To be done: In the listing that follows, count each line containing the string "Length" and report only the count.

────────────────────────────────────────

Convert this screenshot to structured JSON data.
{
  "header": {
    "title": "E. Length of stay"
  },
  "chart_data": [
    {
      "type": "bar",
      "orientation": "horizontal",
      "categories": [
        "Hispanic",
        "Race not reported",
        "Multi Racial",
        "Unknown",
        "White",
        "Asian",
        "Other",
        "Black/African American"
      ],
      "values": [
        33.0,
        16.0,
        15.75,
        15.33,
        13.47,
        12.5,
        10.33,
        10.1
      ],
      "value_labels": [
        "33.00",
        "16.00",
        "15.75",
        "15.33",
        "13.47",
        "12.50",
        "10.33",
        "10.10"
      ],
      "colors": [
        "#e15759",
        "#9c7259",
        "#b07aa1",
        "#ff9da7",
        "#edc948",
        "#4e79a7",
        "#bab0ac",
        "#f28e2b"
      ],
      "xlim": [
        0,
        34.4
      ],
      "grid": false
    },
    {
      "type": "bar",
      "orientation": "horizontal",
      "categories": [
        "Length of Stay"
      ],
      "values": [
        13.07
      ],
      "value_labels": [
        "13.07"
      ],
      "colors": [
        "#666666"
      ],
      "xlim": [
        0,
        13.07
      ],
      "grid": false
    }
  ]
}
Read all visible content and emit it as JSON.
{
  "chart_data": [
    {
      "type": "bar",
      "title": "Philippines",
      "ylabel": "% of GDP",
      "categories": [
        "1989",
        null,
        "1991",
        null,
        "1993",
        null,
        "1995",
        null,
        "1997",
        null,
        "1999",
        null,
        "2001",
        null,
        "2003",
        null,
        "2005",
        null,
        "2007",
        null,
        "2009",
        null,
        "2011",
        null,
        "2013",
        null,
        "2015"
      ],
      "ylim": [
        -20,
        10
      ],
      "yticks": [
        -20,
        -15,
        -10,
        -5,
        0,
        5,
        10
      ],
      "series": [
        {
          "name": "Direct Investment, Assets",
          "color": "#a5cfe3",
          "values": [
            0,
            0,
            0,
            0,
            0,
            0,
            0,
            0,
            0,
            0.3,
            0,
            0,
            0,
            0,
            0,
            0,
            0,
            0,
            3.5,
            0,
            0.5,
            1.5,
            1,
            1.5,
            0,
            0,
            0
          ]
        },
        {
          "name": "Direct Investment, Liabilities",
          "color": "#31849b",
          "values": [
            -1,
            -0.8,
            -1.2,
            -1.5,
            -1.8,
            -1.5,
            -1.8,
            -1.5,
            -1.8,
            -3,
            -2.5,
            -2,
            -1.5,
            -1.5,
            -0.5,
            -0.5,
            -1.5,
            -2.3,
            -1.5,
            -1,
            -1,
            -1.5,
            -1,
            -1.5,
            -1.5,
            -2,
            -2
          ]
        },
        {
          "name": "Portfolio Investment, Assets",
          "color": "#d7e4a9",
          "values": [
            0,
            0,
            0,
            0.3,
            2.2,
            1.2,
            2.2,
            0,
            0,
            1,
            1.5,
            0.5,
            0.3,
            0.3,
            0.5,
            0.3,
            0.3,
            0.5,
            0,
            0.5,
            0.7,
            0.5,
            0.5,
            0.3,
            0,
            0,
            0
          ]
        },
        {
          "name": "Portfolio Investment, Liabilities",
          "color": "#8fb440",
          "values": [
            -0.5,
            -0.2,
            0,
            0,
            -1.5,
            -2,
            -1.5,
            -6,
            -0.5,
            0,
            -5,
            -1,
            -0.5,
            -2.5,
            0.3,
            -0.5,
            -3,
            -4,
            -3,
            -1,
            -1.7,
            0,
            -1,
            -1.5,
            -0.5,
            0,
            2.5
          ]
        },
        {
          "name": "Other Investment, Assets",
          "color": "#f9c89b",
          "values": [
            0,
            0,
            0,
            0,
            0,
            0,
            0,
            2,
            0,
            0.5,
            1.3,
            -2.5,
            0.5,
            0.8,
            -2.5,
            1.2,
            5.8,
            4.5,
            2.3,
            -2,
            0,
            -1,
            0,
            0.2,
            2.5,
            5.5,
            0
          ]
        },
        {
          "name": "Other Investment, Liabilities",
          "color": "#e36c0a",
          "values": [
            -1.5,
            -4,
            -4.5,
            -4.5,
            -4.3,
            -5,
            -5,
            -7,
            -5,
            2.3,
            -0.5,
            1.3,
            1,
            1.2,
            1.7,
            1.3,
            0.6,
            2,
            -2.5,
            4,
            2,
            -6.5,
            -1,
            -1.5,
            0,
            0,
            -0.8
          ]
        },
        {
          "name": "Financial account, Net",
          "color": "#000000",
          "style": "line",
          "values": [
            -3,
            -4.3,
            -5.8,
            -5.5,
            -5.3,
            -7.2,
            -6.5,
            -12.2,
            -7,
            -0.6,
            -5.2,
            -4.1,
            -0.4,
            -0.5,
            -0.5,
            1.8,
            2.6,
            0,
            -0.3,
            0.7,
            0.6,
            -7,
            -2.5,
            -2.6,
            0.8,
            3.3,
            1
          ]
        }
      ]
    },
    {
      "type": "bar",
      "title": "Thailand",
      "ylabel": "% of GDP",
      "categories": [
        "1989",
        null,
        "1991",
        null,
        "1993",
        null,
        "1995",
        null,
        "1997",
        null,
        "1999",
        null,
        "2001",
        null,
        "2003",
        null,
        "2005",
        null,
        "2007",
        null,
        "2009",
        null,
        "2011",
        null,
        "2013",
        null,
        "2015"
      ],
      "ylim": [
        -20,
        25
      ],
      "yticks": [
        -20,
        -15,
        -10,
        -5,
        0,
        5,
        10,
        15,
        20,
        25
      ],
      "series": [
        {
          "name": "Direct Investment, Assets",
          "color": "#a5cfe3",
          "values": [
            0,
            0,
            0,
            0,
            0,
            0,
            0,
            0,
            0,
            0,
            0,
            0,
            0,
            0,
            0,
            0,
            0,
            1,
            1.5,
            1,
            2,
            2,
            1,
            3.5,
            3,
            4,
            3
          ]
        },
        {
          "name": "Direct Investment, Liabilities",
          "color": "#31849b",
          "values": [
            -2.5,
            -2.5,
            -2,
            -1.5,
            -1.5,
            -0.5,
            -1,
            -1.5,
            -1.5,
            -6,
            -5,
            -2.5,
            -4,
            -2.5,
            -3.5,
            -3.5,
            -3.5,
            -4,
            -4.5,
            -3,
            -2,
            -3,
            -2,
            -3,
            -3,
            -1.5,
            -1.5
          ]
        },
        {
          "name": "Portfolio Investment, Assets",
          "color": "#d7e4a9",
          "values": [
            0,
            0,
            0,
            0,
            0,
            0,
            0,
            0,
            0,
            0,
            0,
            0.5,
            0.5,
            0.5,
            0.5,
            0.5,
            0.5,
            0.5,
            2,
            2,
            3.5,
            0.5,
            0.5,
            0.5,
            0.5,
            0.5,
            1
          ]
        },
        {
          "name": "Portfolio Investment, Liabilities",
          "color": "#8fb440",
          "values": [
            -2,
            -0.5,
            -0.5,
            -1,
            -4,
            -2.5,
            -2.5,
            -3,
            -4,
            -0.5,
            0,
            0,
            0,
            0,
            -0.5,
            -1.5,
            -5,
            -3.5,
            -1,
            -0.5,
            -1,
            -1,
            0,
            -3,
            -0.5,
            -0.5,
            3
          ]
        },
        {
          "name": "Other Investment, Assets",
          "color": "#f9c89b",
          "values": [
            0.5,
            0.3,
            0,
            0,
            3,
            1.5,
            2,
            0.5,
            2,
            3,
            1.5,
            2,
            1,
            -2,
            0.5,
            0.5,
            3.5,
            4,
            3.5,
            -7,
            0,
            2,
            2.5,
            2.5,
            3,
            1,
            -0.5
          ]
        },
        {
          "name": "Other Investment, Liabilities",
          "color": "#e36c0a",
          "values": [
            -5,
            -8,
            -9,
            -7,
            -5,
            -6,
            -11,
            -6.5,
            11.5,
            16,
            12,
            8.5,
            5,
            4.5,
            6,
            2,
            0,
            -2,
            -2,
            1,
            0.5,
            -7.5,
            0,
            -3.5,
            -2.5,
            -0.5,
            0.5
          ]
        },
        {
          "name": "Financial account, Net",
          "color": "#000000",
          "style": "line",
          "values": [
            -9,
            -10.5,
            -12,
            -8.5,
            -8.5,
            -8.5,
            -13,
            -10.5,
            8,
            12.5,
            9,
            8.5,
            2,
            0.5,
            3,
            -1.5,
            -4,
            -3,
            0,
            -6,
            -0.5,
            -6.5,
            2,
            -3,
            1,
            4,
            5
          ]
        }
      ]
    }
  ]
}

────────────────────────────────────────

Final result: 2